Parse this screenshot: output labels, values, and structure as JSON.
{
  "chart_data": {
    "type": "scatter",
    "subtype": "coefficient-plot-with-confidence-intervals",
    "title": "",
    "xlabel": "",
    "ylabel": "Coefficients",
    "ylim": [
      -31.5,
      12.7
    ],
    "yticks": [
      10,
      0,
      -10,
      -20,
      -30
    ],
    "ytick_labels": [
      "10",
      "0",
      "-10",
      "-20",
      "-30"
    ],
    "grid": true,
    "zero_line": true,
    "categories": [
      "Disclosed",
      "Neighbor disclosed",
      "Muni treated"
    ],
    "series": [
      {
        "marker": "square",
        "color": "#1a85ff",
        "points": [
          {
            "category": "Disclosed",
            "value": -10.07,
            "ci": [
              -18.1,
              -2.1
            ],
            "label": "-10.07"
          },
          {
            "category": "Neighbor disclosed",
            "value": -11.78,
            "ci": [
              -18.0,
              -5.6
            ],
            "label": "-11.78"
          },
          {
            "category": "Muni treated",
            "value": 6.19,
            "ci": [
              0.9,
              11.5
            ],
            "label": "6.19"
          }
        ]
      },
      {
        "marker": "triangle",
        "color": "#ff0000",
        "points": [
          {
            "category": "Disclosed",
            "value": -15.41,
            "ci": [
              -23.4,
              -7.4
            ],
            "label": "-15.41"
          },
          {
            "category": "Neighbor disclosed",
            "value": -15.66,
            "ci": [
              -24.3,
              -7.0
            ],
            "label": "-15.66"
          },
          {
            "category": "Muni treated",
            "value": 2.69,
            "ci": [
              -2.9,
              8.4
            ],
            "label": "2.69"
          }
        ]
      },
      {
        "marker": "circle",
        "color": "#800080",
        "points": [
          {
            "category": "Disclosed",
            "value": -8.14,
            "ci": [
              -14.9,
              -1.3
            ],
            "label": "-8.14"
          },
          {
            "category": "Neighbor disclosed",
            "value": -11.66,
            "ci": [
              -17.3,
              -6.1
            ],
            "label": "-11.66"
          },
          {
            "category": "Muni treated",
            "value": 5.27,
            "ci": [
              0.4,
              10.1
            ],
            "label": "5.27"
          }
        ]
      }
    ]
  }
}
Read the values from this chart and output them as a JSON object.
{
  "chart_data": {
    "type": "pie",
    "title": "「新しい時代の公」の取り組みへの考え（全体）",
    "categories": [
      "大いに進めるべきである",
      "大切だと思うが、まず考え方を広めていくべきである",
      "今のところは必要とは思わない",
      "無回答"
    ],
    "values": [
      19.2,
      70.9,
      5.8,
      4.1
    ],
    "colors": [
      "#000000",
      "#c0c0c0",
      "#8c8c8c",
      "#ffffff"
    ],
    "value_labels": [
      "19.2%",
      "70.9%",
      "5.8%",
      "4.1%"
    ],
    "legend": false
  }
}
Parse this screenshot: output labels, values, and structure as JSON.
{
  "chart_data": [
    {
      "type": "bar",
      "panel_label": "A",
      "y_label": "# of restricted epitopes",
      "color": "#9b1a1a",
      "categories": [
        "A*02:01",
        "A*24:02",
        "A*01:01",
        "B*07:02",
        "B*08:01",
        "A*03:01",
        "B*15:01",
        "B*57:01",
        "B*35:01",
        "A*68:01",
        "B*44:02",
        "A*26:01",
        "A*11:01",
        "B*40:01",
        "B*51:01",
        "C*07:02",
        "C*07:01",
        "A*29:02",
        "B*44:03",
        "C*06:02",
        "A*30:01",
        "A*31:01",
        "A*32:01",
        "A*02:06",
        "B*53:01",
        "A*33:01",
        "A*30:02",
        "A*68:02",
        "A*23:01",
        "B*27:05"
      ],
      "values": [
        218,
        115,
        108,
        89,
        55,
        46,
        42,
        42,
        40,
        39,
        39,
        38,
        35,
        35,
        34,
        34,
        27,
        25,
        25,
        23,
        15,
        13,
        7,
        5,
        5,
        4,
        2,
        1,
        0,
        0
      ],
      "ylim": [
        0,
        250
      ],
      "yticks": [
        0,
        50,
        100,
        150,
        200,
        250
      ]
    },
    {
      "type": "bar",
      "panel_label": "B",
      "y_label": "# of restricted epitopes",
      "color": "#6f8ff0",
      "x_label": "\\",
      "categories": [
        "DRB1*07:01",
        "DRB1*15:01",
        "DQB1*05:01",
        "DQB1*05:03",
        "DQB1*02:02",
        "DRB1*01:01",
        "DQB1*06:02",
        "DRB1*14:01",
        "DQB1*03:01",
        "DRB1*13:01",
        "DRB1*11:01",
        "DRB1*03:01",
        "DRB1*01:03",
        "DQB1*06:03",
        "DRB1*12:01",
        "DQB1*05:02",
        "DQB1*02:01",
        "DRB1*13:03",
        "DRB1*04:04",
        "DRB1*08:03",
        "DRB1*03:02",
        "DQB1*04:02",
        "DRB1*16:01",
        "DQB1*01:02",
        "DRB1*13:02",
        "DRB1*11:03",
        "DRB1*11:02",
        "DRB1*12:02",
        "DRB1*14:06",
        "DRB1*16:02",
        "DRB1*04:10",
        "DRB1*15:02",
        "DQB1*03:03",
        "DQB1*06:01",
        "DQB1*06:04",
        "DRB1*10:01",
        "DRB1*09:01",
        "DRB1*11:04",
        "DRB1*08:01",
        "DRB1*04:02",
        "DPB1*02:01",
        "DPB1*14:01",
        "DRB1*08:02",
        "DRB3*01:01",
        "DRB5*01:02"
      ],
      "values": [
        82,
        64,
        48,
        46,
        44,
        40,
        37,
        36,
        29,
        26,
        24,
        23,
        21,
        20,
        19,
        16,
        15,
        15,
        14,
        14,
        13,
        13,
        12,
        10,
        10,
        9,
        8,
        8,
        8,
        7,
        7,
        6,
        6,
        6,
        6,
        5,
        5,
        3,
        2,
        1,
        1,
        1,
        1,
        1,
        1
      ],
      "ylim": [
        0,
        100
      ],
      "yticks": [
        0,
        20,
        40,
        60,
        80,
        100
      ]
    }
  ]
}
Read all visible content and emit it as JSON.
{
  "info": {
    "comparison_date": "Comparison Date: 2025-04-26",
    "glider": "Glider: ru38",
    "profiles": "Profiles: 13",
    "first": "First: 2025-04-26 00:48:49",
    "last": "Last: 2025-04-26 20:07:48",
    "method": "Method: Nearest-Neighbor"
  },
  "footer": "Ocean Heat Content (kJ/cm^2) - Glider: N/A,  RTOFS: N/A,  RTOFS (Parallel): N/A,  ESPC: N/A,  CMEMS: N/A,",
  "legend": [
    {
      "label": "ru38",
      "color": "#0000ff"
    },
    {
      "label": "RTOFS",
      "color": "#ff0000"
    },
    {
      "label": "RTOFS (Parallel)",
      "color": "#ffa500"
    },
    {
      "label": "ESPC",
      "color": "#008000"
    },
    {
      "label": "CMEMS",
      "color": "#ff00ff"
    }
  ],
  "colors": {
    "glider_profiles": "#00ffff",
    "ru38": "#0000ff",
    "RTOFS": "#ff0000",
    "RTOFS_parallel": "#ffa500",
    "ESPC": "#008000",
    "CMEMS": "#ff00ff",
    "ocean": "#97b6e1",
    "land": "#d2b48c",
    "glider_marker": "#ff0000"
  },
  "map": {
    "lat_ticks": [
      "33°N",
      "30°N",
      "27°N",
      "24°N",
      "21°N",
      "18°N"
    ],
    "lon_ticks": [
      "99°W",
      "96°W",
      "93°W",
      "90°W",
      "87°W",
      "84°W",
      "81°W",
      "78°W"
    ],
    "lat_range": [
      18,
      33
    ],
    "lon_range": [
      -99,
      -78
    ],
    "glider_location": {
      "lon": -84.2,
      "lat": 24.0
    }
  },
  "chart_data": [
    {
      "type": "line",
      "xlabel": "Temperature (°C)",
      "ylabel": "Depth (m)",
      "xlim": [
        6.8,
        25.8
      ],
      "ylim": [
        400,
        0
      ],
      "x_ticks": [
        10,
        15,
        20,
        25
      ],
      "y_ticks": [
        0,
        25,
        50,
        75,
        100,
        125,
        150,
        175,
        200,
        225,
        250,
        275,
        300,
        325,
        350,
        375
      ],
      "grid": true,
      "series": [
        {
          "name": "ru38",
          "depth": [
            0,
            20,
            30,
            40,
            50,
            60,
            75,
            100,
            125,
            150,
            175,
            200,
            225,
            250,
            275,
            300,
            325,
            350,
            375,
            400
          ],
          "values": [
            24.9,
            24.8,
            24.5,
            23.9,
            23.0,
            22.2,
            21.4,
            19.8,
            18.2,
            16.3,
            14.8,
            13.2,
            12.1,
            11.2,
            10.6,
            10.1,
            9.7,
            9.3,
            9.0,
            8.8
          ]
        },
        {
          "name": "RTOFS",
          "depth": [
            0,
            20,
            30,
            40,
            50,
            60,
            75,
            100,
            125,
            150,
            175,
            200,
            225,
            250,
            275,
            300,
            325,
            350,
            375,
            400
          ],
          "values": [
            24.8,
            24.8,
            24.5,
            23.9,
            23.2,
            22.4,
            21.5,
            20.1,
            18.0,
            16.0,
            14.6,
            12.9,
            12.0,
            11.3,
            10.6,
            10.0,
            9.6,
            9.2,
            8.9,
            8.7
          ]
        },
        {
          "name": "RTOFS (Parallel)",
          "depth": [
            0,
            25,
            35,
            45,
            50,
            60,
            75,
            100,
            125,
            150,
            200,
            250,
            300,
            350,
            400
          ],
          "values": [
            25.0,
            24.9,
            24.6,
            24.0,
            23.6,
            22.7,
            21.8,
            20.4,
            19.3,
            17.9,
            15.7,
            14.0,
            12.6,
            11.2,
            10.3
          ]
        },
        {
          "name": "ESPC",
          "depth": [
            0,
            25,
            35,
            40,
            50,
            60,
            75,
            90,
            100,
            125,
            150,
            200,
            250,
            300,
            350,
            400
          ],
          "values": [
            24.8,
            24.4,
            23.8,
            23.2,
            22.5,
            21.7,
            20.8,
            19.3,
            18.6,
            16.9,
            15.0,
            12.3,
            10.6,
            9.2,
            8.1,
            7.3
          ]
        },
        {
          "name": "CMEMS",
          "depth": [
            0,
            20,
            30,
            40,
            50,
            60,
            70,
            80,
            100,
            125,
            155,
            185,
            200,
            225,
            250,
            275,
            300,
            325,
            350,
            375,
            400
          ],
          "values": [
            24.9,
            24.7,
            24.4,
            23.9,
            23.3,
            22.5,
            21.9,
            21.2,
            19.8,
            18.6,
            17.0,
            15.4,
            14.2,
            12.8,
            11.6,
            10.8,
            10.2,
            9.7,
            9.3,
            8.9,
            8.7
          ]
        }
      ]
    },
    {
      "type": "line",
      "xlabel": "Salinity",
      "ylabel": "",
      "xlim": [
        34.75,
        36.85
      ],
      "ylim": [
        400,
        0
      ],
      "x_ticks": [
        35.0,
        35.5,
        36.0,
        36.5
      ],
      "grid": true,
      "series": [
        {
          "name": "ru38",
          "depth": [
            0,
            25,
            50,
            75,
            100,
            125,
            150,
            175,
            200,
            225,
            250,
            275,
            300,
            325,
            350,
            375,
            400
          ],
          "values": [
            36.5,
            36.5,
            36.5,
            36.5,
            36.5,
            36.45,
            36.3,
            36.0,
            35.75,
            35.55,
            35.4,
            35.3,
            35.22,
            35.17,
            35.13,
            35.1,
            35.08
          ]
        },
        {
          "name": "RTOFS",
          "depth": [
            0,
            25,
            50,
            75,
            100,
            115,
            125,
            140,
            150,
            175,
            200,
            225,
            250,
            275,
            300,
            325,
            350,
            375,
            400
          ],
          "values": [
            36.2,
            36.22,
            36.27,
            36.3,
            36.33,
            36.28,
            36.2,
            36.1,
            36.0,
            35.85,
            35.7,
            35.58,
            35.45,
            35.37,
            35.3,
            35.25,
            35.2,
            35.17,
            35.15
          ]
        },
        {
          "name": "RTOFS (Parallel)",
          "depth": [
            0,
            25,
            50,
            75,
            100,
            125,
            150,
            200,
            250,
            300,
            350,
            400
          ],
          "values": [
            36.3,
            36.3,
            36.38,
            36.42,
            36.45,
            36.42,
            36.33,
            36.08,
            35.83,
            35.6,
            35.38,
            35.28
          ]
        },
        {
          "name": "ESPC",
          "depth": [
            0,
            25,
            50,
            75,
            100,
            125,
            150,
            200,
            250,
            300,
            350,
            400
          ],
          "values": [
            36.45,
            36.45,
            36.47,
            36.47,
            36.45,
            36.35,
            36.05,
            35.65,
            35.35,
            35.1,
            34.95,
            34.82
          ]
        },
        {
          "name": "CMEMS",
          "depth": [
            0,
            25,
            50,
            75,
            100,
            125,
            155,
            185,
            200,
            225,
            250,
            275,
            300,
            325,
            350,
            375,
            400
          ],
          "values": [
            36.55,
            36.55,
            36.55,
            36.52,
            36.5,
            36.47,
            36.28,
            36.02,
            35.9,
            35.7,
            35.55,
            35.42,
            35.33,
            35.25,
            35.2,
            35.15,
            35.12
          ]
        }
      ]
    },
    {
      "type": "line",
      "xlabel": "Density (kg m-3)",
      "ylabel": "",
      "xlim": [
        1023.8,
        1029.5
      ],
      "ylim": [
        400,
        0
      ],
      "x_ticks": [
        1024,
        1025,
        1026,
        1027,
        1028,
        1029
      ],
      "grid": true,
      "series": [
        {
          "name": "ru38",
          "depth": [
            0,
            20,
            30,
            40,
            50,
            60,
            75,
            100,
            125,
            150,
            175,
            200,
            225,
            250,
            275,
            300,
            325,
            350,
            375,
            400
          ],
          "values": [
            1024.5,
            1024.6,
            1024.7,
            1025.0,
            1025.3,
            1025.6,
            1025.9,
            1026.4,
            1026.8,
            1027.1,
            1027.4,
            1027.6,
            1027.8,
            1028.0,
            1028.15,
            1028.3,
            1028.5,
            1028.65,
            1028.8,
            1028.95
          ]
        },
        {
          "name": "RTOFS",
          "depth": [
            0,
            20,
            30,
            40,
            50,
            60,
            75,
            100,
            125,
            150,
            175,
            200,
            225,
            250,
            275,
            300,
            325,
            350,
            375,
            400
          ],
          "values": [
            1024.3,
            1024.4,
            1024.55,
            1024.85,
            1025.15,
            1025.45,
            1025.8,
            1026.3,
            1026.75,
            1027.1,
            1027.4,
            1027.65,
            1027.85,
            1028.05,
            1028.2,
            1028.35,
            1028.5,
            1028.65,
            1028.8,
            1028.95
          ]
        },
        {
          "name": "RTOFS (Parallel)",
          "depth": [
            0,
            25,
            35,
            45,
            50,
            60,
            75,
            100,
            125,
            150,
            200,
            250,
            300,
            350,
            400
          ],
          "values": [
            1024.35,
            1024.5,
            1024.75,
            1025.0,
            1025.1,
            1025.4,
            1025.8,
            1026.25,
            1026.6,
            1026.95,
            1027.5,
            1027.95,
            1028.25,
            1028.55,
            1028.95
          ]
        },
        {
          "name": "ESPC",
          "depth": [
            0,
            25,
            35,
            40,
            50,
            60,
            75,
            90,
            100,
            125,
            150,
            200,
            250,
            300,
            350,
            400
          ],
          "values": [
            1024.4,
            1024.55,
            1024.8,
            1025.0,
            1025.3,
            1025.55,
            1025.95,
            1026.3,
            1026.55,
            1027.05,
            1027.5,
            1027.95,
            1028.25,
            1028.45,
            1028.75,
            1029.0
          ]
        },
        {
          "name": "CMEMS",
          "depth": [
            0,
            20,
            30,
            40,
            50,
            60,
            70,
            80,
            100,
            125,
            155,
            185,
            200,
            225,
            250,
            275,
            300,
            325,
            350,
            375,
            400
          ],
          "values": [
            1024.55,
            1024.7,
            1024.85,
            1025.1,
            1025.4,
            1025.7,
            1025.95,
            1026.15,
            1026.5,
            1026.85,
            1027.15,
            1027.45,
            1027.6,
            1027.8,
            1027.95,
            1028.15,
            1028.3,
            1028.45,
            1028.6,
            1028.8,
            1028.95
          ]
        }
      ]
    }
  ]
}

◆ ◆ ◆ ◆ ◆

● **Prompt**: From the listing above, return each line with the word "xlabel".

● **Task result**:
    "xlabel": "",
      "xlabel": "Temperature (°C)",
      "xlabel": "Salinity",
      "xlabel": "Density (kg m-3)",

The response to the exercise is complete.